● What the task requires
Return each entry exactly, with none missing.

● Records supplied
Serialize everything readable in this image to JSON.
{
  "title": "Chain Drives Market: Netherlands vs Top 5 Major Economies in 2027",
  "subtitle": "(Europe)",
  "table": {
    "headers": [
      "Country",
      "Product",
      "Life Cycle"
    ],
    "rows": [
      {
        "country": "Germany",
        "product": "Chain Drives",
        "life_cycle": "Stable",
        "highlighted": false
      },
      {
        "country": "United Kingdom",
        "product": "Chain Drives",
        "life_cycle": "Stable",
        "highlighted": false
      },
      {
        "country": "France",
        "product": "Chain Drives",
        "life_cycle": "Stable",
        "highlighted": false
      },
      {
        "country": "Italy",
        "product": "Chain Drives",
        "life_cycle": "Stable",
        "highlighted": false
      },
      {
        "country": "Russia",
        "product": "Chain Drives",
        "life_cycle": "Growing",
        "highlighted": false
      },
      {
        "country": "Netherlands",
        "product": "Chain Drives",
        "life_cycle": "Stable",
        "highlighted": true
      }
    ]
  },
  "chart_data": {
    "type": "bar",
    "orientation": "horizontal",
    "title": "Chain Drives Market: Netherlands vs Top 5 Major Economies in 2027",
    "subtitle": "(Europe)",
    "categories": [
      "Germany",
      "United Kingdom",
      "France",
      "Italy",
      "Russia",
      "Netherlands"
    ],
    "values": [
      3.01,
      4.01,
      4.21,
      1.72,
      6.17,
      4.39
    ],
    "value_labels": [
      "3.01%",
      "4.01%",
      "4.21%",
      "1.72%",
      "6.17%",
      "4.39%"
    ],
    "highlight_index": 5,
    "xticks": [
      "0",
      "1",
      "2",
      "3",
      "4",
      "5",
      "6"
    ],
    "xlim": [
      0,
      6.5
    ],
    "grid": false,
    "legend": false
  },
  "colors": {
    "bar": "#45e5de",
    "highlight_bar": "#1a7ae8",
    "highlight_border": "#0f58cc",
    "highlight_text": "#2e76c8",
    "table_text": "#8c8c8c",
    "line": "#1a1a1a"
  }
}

● The output
Serialize everything readable in this image to JSON.
{
  "title": "Chain Drives Market: Netherlands vs Top 5 Major Economies in 2027",
  "subtitle": "(Europe)",
  "table": {
    "headers": [
      "Country",
      "Product",
      "Life Cycle"
    ],
    "rows": [
      {
        "country": "Germany",
        "product": "Chain Drives",
        "life_cycle": "Stable",
        "highlighted": false
      },
      {
        "country": "United Kingdom",
        "product": "Chain Drives",
        "life_cycle": "Stable",
        "highlighted": false
      },
      {
        "country": "France",
        "product": "Chain Drives",
        "life_cycle": "Stable",
        "highlighted": false
      },
      {
        "country": "Italy",
        "product": "Chain Drives",
        "life_cycle": "Stable",
        "highlighted": false
      },
      {
        "country": "Russia",
        "product": "Chain Drives",
        "life_cycle": "Growing",
        "highlighted": false
      },
      {
        "country": "Netherlands",
        "product": "Chain Drives",
        "life_cycle": "Stable",
        "highlighted": true
      }
    ]
  },
  "chart_data": {
    "type": "bar",
    "orientation": "horizontal",
    "title": "Chain Drives Market: Netherlands vs Top 5 Major Economies in 2027",
    "subtitle": "(Europe)",
    "categories": [
      "Germany",
      "United Kingdom",
      "France",
      "Italy",
      "Russia",
      "Netherlands"
    ],
    "values": [
      3.01,
      4.01,
      4.21,
      1.72,
      6.17,
      4.39
    ],
    "value_labels": [
      "3.01%",
      "4.01%",
      "4.21%",
      "1.72%",
      "6.17%",
      "4.39%"
    ],
    "highlight_index": 5,
    "xticks": [
      "0",
      "1",
      "2",
      "3",
      "4",
      "5",
      "6"
    ],
    "xlim": [
      0,
      6.5
    ],
    "grid": false,
    "legend": false
  },
  "colors": {
    "bar": "#45e5de",
    "highlight_bar": "#1a7ae8",
    "highlight_border": "#0f58cc",
    "highlight_text": "#2e76c8",
    "table_text": "#8c8c8c",
    "line": "#1a1a1a"
  }
}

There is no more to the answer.